## Instructions for the task
Print all of the entries exactly, minus the pictures.

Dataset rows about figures

# # # # #

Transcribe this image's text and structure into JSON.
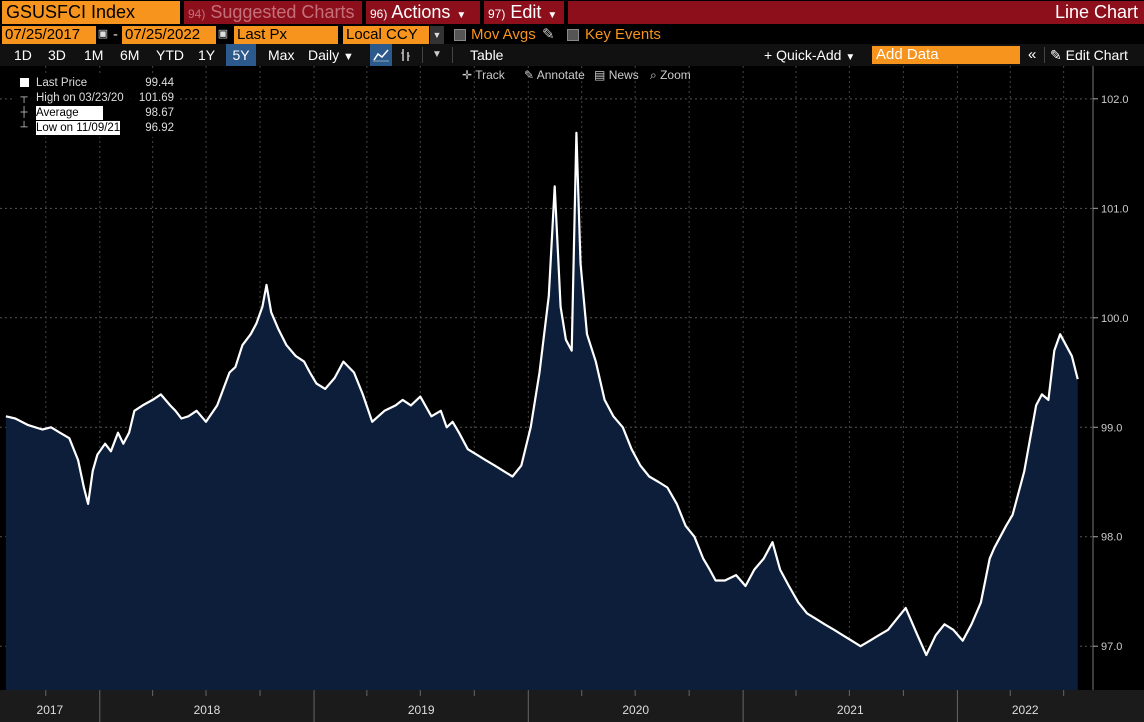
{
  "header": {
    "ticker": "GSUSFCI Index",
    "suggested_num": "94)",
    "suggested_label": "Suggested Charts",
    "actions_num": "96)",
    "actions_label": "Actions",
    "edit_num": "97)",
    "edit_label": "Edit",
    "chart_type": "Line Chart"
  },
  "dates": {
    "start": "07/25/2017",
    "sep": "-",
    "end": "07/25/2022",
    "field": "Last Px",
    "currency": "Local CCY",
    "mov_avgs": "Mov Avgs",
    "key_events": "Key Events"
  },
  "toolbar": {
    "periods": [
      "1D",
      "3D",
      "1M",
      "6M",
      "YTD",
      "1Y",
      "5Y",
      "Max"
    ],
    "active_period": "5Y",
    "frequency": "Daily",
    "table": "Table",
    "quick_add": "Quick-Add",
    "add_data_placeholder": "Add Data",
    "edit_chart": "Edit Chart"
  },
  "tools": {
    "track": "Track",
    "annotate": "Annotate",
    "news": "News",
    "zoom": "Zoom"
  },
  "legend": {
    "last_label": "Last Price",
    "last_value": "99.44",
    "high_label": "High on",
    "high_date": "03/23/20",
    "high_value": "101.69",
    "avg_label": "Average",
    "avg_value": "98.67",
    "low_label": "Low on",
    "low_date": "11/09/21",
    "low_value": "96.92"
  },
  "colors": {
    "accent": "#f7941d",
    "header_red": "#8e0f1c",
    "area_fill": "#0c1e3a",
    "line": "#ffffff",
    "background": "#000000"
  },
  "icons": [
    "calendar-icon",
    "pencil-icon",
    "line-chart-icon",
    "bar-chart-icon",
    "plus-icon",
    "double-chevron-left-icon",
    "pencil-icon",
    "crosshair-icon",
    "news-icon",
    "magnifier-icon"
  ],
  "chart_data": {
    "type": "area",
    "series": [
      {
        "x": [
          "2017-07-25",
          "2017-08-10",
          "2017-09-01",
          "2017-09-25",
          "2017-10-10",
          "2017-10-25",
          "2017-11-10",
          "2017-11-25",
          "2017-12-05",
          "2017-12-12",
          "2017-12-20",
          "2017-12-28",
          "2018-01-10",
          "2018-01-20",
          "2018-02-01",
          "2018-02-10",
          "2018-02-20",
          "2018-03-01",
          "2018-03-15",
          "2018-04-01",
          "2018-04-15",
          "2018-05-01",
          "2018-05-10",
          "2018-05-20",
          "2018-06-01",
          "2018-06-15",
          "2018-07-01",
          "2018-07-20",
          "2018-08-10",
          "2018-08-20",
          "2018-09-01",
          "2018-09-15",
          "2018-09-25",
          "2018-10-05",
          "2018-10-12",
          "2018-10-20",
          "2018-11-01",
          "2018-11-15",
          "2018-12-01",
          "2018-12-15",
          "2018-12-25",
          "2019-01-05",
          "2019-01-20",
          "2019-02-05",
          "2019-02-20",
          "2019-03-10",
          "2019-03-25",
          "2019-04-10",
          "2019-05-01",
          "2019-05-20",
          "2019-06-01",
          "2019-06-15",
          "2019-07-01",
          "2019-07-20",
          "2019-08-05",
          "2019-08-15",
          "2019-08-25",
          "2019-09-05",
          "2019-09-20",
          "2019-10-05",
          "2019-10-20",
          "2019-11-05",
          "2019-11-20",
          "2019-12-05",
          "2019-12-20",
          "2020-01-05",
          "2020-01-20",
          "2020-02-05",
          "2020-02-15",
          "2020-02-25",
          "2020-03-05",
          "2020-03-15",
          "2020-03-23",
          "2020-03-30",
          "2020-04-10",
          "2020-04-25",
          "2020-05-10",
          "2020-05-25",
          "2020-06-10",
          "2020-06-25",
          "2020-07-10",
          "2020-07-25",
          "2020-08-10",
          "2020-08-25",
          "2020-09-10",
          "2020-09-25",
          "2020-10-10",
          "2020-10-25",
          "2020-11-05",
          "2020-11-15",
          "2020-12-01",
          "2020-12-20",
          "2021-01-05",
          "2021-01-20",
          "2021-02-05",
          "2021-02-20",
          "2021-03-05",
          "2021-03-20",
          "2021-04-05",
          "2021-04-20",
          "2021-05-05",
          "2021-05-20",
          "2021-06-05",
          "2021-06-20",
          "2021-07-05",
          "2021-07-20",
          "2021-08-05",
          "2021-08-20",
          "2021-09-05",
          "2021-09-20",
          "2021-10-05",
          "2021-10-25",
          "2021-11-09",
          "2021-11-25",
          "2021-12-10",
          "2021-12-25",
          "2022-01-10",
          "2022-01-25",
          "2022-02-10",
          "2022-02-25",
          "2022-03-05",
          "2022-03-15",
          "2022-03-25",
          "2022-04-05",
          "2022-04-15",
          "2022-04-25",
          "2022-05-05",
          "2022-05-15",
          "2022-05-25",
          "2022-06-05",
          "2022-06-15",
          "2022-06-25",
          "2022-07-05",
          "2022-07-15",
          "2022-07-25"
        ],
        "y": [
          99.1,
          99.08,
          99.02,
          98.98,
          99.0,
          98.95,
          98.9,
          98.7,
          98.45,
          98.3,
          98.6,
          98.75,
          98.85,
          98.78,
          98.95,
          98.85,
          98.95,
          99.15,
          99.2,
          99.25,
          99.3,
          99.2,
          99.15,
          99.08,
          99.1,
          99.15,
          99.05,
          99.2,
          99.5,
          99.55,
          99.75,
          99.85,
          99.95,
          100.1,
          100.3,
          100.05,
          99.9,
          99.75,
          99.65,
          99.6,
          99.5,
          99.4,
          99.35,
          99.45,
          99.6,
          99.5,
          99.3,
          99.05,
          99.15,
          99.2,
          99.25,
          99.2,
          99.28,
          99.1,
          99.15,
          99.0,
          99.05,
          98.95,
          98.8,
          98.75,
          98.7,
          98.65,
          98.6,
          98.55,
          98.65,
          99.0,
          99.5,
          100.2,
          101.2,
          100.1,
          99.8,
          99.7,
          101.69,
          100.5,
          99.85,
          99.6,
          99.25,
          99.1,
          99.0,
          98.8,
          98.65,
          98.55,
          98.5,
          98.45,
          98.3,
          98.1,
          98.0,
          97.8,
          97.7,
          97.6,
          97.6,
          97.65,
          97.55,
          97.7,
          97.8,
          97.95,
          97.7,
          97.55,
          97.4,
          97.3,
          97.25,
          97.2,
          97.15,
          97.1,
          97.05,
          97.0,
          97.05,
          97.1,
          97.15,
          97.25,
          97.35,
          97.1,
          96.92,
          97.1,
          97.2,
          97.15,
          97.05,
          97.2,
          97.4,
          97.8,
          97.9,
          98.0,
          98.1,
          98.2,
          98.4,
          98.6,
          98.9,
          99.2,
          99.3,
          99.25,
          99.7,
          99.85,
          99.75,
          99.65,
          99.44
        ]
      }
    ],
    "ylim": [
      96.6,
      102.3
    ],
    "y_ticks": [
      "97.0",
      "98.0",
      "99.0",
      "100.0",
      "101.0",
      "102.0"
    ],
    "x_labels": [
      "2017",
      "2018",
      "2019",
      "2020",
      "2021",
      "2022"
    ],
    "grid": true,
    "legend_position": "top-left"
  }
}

# # # # #

## Result for this task
Transcribe this image's text and structure into JSON.
{
  "header": {
    "ticker": "GSUSFCI Index",
    "suggested_num": "94)",
    "suggested_label": "Suggested Charts",
    "actions_num": "96)",
    "actions_label": "Actions",
    "edit_num": "97)",
    "edit_label": "Edit",
    "chart_type": "Line Chart"
  },
  "dates": {
    "start": "07/25/2017",
    "sep": "-",
    "end": "07/25/2022",
    "field": "Last Px",
    "currency": "Local CCY",
    "mov_avgs": "Mov Avgs",
    "key_events": "Key Events"
  },
  "toolbar": {
    "periods": [
      "1D",
      "3D",
      "1M",
      "6M",
      "YTD",
      "1Y",
      "5Y",
      "Max"
    ],
    "active_period": "5Y",
    "frequency": "Daily",
    "table": "Table",
    "quick_add": "Quick-Add",
    "add_data_placeholder": "Add Data",
    "edit_chart": "Edit Chart"
  },
  "tools": {
    "track": "Track",
    "annotate": "Annotate",
    "news": "News",
    "zoom": "Zoom"
  },
  "legend": {
    "last_label": "Last Price",
    "last_value": "99.44",
    "high_label": "High on",
    "high_date": "03/23/20",
    "high_value": "101.69",
    "avg_label": "Average",
    "avg_value": "98.67",
    "low_label": "Low on",
    "low_date": "11/09/21",
    "low_value": "96.92"
  },
  "colors": {
    "accent": "#f7941d",
    "header_red": "#8e0f1c",
    "area_fill": "#0c1e3a",
    "line": "#ffffff",
    "background": "#000000"
  },
  "icons": [
    "calendar-icon",
    "pencil-icon",
    "line-chart-icon",
    "bar-chart-icon",
    "plus-icon",
    "double-chevron-left-icon",
    "pencil-icon",
    "crosshair-icon",
    "news-icon",
    "magnifier-icon"
  ],
  "chart_data": {
    "type": "area",
    "series": [
      {
        "x": [
          "2017-07-25",
          "2017-08-10",
          "2017-09-01",
          "2017-09-25",
          "2017-10-10",
          "2017-10-25",
          "2017-11-10",
          "2017-11-25",
          "2017-12-05",
          "2017-12-12",
          "2017-12-20",
          "2017-12-28",
          "2018-01-10",
          "2018-01-20",
          "2018-02-01",
          "2018-02-10",
          "2018-02-20",
          "2018-03-01",
          "2018-03-15",
          "2018-04-01",
          "2018-04-15",
          "2018-05-01",
          "2018-05-10",
          "2018-05-20",
          "2018-06-01",
          "2018-06-15",
          "2018-07-01",
          "2018-07-20",
          "2018-08-10",
          "2018-08-20",
          "2018-09-01",
          "2018-09-15",
          "2018-09-25",
          "2018-10-05",
          "2018-10-12",
          "2018-10-20",
          "2018-11-01",
          "2018-11-15",
          "2018-12-01",
          "2018-12-15",
          "2018-12-25",
          "2019-01-05",
          "2019-01-20",
          "2019-02-05",
          "2019-02-20",
          "2019-03-10",
          "2019-03-25",
          "2019-04-10",
          "2019-05-01",
          "2019-05-20",
          "2019-06-01",
          "2019-06-15",
          "2019-07-01",
          "2019-07-20",
          "2019-08-05",
          "2019-08-15",
          "2019-08-25",
          "2019-09-05",
          "2019-09-20",
          "2019-10-05",
          "2019-10-20",
          "2019-11-05",
          "2019-11-20",
          "2019-12-05",
          "2019-12-20",
          "2020-01-05",
          "2020-01-20",
          "2020-02-05",
          "2020-02-15",
          "2020-02-25",
          "2020-03-05",
          "2020-03-15",
          "2020-03-23",
          "2020-03-30",
          "2020-04-10",
          "2020-04-25",
          "2020-05-10",
          "2020-05-25",
          "2020-06-10",
          "2020-06-25",
          "2020-07-10",
          "2020-07-25",
          "2020-08-10",
          "2020-08-25",
          "2020-09-10",
          "2020-09-25",
          "2020-10-10",
          "2020-10-25",
          "2020-11-05",
          "2020-11-15",
          "2020-12-01",
          "2020-12-20",
          "2021-01-05",
          "2021-01-20",
          "2021-02-05",
          "2021-02-20",
          "2021-03-05",
          "2021-03-20",
          "2021-04-05",
          "2021-04-20",
          "2021-05-05",
          "2021-05-20",
          "2021-06-05",
          "2021-06-20",
          "2021-07-05",
          "2021-07-20",
          "2021-08-05",
          "2021-08-20",
          "2021-09-05",
          "2021-09-20",
          "2021-10-05",
          "2021-10-25",
          "2021-11-09",
          "2021-11-25",
          "2021-12-10",
          "2021-12-25",
          "2022-01-10",
          "2022-01-25",
          "2022-02-10",
          "2022-02-25",
          "2022-03-05",
          "2022-03-15",
          "2022-03-25",
          "2022-04-05",
          "2022-04-15",
          "2022-04-25",
          "2022-05-05",
          "2022-05-15",
          "2022-05-25",
          "2022-06-05",
          "2022-06-15",
          "2022-06-25",
          "2022-07-05",
          "2022-07-15",
          "2022-07-25"
        ],
        "y": [
          99.1,
          99.08,
          99.02,
          98.98,
          99.0,
          98.95,
          98.9,
          98.7,
          98.45,
          98.3,
          98.6,
          98.75,
          98.85,
          98.78,
          98.95,
          98.85,
          98.95,
          99.15,
          99.2,
          99.25,
          99.3,
          99.2,
          99.15,
          99.08,
          99.1,
          99.15,
          99.05,
          99.2,
          99.5,
          99.55,
          99.75,
          99.85,
          99.95,
          100.1,
          100.3,
          100.05,
          99.9,
          99.75,
          99.65,
          99.6,
          99.5,
          99.4,
          99.35,
          99.45,
          99.6,
          99.5,
          99.3,
          99.05,
          99.15,
          99.2,
          99.25,
          99.2,
          99.28,
          99.1,
          99.15,
          99.0,
          99.05,
          98.95,
          98.8,
          98.75,
          98.7,
          98.65,
          98.6,
          98.55,
          98.65,
          99.0,
          99.5,
          100.2,
          101.2,
          100.1,
          99.8,
          99.7,
          101.69,
          100.5,
          99.85,
          99.6,
          99.25,
          99.1,
          99.0,
          98.8,
          98.65,
          98.55,
          98.5,
          98.45,
          98.3,
          98.1,
          98.0,
          97.8,
          97.7,
          97.6,
          97.6,
          97.65,
          97.55,
          97.7,
          97.8,
          97.95,
          97.7,
          97.55,
          97.4,
          97.3,
          97.25,
          97.2,
          97.15,
          97.1,
          97.05,
          97.0,
          97.05,
          97.1,
          97.15,
          97.25,
          97.35,
          97.1,
          96.92,
          97.1,
          97.2,
          97.15,
          97.05,
          97.2,
          97.4,
          97.8,
          97.9,
          98.0,
          98.1,
          98.2,
          98.4,
          98.6,
          98.9,
          99.2,
          99.3,
          99.25,
          99.7,
          99.85,
          99.75,
          99.65,
          99.44
        ]
      }
    ],
    "ylim": [
      96.6,
      102.3
    ],
    "y_ticks": [
      "97.0",
      "98.0",
      "99.0",
      "100.0",
      "101.0",
      "102.0"
    ],
    "x_labels": [
      "2017",
      "2018",
      "2019",
      "2020",
      "2021",
      "2022"
    ],
    "grid": true,
    "legend_position": "top-left"
  }
}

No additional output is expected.